SHORT EXERCISE
Say how many lines hold the string "Миронова"; please write nothing but the number.

______

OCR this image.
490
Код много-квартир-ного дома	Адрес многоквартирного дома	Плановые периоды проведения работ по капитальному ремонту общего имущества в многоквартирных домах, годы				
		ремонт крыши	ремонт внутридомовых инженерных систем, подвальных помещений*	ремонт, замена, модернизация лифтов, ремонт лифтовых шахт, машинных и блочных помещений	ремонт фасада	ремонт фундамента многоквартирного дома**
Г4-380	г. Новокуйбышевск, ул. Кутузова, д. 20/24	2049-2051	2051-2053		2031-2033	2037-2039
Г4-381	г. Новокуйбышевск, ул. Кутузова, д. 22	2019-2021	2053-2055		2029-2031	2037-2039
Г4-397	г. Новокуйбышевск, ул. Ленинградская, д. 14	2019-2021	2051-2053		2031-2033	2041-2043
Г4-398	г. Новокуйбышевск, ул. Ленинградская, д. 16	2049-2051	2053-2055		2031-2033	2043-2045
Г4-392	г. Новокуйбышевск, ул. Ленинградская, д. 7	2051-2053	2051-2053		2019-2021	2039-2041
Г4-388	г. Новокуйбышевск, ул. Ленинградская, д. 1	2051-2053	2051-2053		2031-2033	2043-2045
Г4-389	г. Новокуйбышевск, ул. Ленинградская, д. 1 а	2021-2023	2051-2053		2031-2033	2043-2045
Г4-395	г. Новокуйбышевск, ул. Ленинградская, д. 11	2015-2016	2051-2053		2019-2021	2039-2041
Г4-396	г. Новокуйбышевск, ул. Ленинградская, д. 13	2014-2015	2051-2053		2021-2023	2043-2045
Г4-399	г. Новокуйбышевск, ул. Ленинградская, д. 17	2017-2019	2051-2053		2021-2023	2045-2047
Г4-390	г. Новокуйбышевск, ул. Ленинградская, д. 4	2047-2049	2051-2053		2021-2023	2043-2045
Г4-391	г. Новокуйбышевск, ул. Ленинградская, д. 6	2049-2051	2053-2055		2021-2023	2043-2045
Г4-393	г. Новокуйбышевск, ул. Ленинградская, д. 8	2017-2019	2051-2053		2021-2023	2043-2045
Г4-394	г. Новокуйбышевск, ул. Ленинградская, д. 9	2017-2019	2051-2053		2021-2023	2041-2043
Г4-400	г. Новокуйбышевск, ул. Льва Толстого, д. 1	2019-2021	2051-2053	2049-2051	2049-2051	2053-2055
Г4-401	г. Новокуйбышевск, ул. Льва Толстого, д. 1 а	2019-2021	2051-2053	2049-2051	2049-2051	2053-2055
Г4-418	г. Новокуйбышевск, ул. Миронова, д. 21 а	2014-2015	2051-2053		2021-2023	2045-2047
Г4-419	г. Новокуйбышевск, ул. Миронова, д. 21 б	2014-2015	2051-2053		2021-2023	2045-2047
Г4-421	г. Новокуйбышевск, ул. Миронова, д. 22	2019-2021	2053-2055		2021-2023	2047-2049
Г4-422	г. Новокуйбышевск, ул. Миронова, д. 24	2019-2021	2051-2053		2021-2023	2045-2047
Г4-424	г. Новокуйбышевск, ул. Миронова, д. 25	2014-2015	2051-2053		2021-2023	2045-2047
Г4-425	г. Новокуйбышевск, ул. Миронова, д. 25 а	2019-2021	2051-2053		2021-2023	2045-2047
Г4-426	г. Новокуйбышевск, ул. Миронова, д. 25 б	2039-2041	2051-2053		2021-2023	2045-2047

______

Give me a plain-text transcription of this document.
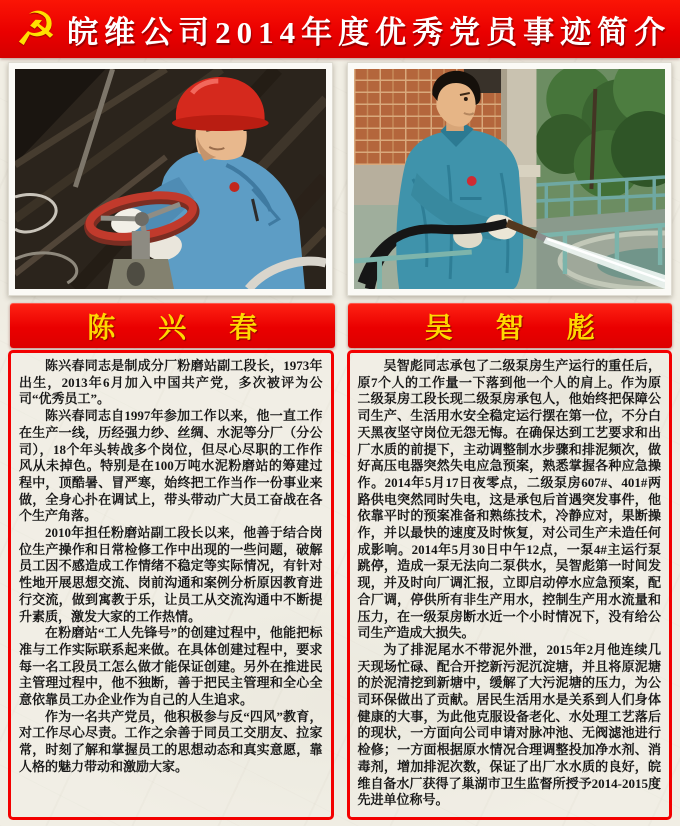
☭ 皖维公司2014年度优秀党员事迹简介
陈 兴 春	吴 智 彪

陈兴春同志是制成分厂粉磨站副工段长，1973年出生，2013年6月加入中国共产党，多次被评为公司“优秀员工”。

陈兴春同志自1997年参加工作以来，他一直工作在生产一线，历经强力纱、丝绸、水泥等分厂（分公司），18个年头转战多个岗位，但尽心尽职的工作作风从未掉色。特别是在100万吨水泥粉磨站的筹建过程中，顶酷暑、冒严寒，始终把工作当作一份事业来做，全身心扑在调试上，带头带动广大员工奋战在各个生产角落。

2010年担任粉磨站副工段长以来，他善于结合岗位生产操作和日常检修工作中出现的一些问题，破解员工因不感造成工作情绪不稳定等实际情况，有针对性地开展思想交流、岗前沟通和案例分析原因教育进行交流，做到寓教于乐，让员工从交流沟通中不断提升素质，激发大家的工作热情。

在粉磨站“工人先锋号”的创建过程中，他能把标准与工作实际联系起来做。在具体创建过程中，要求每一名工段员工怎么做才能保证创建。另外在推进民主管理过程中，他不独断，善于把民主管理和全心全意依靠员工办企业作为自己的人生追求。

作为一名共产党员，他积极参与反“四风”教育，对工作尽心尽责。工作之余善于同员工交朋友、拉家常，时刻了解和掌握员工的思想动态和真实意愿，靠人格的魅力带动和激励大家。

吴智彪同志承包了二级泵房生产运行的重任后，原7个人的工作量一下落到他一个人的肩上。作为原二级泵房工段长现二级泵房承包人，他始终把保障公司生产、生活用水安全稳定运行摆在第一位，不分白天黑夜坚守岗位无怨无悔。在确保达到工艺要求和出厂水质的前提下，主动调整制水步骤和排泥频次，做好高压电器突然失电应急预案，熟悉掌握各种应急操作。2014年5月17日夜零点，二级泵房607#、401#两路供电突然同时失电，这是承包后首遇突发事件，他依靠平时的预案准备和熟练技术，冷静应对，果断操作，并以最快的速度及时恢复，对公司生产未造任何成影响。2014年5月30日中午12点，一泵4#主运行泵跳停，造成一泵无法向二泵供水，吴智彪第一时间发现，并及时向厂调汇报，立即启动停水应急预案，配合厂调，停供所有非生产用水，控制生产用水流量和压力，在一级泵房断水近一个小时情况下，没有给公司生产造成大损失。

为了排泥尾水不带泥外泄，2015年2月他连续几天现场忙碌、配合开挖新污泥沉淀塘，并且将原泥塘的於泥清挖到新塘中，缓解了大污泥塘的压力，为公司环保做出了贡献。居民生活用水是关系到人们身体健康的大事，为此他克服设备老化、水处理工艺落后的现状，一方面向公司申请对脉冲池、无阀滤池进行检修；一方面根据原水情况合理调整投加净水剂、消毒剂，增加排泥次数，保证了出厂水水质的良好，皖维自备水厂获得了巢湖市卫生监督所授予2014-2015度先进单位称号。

______

RESULT BELOW
7